### [EXERCISE OBJECTIVE]
Below are some entries; can you quote all of them exactly?

### [DATA LINES]
※ ※ ※

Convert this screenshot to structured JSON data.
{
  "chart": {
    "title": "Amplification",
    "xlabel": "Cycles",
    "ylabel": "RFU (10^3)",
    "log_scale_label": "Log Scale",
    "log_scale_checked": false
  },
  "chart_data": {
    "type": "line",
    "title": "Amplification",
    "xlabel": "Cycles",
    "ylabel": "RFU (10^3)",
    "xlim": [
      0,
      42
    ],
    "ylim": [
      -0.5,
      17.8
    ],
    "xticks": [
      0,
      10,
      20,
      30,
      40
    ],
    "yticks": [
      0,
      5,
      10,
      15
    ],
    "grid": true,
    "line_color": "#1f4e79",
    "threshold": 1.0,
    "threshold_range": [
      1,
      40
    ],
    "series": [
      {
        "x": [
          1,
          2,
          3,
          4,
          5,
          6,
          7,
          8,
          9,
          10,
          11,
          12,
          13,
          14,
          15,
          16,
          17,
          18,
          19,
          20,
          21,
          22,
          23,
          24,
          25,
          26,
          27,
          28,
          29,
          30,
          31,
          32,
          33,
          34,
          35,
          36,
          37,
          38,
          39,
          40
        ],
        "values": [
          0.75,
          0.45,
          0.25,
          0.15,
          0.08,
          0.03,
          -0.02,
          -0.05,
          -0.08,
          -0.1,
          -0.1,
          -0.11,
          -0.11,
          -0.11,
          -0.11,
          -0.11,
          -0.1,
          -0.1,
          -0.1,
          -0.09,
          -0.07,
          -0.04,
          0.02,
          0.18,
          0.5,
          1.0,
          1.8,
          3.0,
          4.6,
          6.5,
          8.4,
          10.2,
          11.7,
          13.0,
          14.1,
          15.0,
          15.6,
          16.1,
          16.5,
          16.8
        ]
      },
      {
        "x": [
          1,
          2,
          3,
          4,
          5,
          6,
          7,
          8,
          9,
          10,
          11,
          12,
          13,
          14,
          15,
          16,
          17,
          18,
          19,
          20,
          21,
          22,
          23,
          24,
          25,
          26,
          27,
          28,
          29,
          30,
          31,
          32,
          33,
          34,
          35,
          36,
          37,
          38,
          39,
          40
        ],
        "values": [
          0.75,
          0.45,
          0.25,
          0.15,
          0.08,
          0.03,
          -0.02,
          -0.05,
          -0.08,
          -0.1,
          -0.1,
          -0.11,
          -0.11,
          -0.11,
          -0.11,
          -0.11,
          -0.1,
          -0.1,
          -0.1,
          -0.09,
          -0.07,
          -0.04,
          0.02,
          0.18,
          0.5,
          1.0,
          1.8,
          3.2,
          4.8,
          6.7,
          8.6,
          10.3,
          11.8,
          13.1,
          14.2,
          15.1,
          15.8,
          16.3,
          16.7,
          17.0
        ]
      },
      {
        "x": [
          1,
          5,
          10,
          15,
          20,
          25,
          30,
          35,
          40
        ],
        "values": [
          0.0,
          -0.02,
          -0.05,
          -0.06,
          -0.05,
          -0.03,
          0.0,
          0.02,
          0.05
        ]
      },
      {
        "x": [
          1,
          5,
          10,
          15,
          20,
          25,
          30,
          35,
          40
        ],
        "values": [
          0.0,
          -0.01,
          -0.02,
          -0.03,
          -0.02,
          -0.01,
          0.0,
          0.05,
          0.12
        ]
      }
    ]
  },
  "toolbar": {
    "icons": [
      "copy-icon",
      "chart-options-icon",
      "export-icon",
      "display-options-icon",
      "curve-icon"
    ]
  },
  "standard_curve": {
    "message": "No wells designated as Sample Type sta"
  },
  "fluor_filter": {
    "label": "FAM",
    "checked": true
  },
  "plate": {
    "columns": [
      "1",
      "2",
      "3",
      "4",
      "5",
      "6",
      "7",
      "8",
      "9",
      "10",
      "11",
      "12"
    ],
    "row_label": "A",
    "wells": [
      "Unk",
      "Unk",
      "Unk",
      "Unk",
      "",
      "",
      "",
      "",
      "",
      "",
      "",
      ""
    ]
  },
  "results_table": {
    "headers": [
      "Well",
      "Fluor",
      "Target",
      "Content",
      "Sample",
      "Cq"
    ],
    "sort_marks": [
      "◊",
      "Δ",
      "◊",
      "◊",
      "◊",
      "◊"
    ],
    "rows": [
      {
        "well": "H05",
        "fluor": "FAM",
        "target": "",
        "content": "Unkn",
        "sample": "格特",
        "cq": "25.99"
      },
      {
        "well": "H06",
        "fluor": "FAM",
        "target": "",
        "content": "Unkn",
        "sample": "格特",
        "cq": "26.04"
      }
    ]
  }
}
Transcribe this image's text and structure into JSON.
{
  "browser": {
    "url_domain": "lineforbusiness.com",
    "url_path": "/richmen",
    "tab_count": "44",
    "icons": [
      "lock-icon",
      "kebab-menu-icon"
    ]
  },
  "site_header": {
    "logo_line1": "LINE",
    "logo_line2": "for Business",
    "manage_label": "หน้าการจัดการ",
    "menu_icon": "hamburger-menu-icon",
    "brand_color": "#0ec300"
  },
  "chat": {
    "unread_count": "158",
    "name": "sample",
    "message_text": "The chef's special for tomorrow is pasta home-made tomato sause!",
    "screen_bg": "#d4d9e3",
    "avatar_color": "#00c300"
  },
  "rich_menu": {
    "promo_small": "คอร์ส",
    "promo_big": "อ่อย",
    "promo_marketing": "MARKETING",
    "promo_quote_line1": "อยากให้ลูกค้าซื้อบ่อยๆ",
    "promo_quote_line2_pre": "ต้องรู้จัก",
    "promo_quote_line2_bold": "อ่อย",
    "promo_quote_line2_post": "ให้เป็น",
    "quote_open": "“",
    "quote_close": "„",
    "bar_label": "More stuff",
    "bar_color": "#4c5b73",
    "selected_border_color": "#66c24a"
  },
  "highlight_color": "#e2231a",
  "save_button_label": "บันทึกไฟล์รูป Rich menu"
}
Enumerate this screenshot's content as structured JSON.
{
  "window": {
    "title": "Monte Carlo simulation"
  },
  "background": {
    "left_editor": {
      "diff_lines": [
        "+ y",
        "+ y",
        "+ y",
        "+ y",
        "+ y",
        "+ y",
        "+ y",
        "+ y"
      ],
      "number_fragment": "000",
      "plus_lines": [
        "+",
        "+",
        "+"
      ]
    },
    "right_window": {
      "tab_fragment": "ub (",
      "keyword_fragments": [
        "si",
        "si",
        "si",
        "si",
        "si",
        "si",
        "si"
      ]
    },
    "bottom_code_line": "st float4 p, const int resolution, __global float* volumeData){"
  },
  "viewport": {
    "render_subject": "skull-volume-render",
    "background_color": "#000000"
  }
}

※ ※ ※

### [SOLUTION TO THE PROBLEM]
Convert this screenshot to structured JSON data.
{
  "chart": {
    "title": "Amplification",
    "xlabel": "Cycles",
    "ylabel": "RFU (10^3)",
    "log_scale_label": "Log Scale",
    "log_scale_checked": false
  },
  "chart_data": {
    "type": "line",
    "title": "Amplification",
    "xlabel": "Cycles",
    "ylabel": "RFU (10^3)",
    "xlim": [
      0,
      42
    ],
    "ylim": [
      -0.5,
      17.8
    ],
    "xticks": [
      0,
      10,
      20,
      30,
      40
    ],
    "yticks": [
      0,
      5,
      10,
      15
    ],
    "grid": true,
    "line_color": "#1f4e79",
    "threshold": 1.0,
    "threshold_range": [
      1,
      40
    ],
    "series": [
      {
        "x": [
          1,
          2,
          3,
          4,
          5,
          6,
          7,
          8,
          9,
          10,
          11,
          12,
          13,
          14,
          15,
          16,
          17,
          18,
          19,
          20,
          21,
          22,
          23,
          24,
          25,
          26,
          27,
          28,
          29,
          30,
          31,
          32,
          33,
          34,
          35,
          36,
          37,
          38,
          39,
          40
        ],
        "values": [
          0.75,
          0.45,
          0.25,
          0.15,
          0.08,
          0.03,
          -0.02,
          -0.05,
          -0.08,
          -0.1,
          -0.1,
          -0.11,
          -0.11,
          -0.11,
          -0.11,
          -0.11,
          -0.1,
          -0.1,
          -0.1,
          -0.09,
          -0.07,
          -0.04,
          0.02,
          0.18,
          0.5,
          1.0,
          1.8,
          3.0,
          4.6,
          6.5,
          8.4,
          10.2,
          11.7,
          13.0,
          14.1,
          15.0,
          15.6,
          16.1,
          16.5,
          16.8
        ]
      },
      {
        "x": [
          1,
          2,
          3,
          4,
          5,
          6,
          7,
          8,
          9,
          10,
          11,
          12,
          13,
          14,
          15,
          16,
          17,
          18,
          19,
          20,
          21,
          22,
          23,
          24,
          25,
          26,
          27,
          28,
          29,
          30,
          31,
          32,
          33,
          34,
          35,
          36,
          37,
          38,
          39,
          40
        ],
        "values": [
          0.75,
          0.45,
          0.25,
          0.15,
          0.08,
          0.03,
          -0.02,
          -0.05,
          -0.08,
          -0.1,
          -0.1,
          -0.11,
          -0.11,
          -0.11,
          -0.11,
          -0.11,
          -0.1,
          -0.1,
          -0.1,
          -0.09,
          -0.07,
          -0.04,
          0.02,
          0.18,
          0.5,
          1.0,
          1.8,
          3.2,
          4.8,
          6.7,
          8.6,
          10.3,
          11.8,
          13.1,
          14.2,
          15.1,
          15.8,
          16.3,
          16.7,
          17.0
        ]
      },
      {
        "x": [
          1,
          5,
          10,
          15,
          20,
          25,
          30,
          35,
          40
        ],
        "values": [
          0.0,
          -0.02,
          -0.05,
          -0.06,
          -0.05,
          -0.03,
          0.0,
          0.02,
          0.05
        ]
      },
      {
        "x": [
          1,
          5,
          10,
          15,
          20,
          25,
          30,
          35,
          40
        ],
        "values": [
          0.0,
          -0.01,
          -0.02,
          -0.03,
          -0.02,
          -0.01,
          0.0,
          0.05,
          0.12
        ]
      }
    ]
  },
  "toolbar": {
    "icons": [
      "copy-icon",
      "chart-options-icon",
      "export-icon",
      "display-options-icon",
      "curve-icon"
    ]
  },
  "standard_curve": {
    "message": "No wells designated as Sample Type sta"
  },
  "fluor_filter": {
    "label": "FAM",
    "checked": true
  },
  "plate": {
    "columns": [
      "1",
      "2",
      "3",
      "4",
      "5",
      "6",
      "7",
      "8",
      "9",
      "10",
      "11",
      "12"
    ],
    "row_label": "A",
    "wells": [
      "Unk",
      "Unk",
      "Unk",
      "Unk",
      "",
      "",
      "",
      "",
      "",
      "",
      "",
      ""
    ]
  },
  "results_table": {
    "headers": [
      "Well",
      "Fluor",
      "Target",
      "Content",
      "Sample",
      "Cq"
    ],
    "sort_marks": [
      "◊",
      "Δ",
      "◊",
      "◊",
      "◊",
      "◊"
    ],
    "rows": [
      {
        "well": "H05",
        "fluor": "FAM",
        "target": "",
        "content": "Unkn",
        "sample": "格特",
        "cq": "25.99"
      },
      {
        "well": "H06",
        "fluor": "FAM",
        "target": "",
        "content": "Unkn",
        "sample": "格特",
        "cq": "26.04"
      }
    ]
  }
}
Transcribe this image's text and structure into JSON.
{
  "browser": {
    "url_domain": "lineforbusiness.com",
    "url_path": "/richmen",
    "tab_count": "44",
    "icons": [
      "lock-icon",
      "kebab-menu-icon"
    ]
  },
  "site_header": {
    "logo_line1": "LINE",
    "logo_line2": "for Business",
    "manage_label": "หน้าการจัดการ",
    "menu_icon": "hamburger-menu-icon",
    "brand_color": "#0ec300"
  },
  "chat": {
    "unread_count": "158",
    "name": "sample",
    "message_text": "The chef's special for tomorrow is pasta home-made tomato sause!",
    "screen_bg": "#d4d9e3",
    "avatar_color": "#00c300"
  },
  "rich_menu": {
    "promo_small": "คอร์ส",
    "promo_big": "อ่อย",
    "promo_marketing": "MARKETING",
    "promo_quote_line1": "อยากให้ลูกค้าซื้อบ่อยๆ",
    "promo_quote_line2_pre": "ต้องรู้จัก",
    "promo_quote_line2_bold": "อ่อย",
    "promo_quote_line2_post": "ให้เป็น",
    "quote_open": "“",
    "quote_close": "„",
    "bar_label": "More stuff",
    "bar_color": "#4c5b73",
    "selected_border_color": "#66c24a"
  },
  "highlight_color": "#e2231a",
  "save_button_label": "บันทึกไฟล์รูป Rich menu"
}
Enumerate this screenshot's content as structured JSON.
{
  "window": {
    "title": "Monte Carlo simulation"
  },
  "background": {
    "left_editor": {
      "diff_lines": [
        "+ y",
        "+ y",
        "+ y",
        "+ y",
        "+ y",
        "+ y",
        "+ y",
        "+ y"
      ],
      "number_fragment": "000",
      "plus_lines": [
        "+",
        "+",
        "+"
      ]
    },
    "right_window": {
      "tab_fragment": "ub (",
      "keyword_fragments": [
        "si",
        "si",
        "si",
        "si",
        "si",
        "si",
        "si"
      ]
    },
    "bottom_code_line": "st float4 p, const int resolution, __global float* volumeData){"
  },
  "viewport": {
    "render_subject": "skull-volume-render",
    "background_color": "#000000"
  }
}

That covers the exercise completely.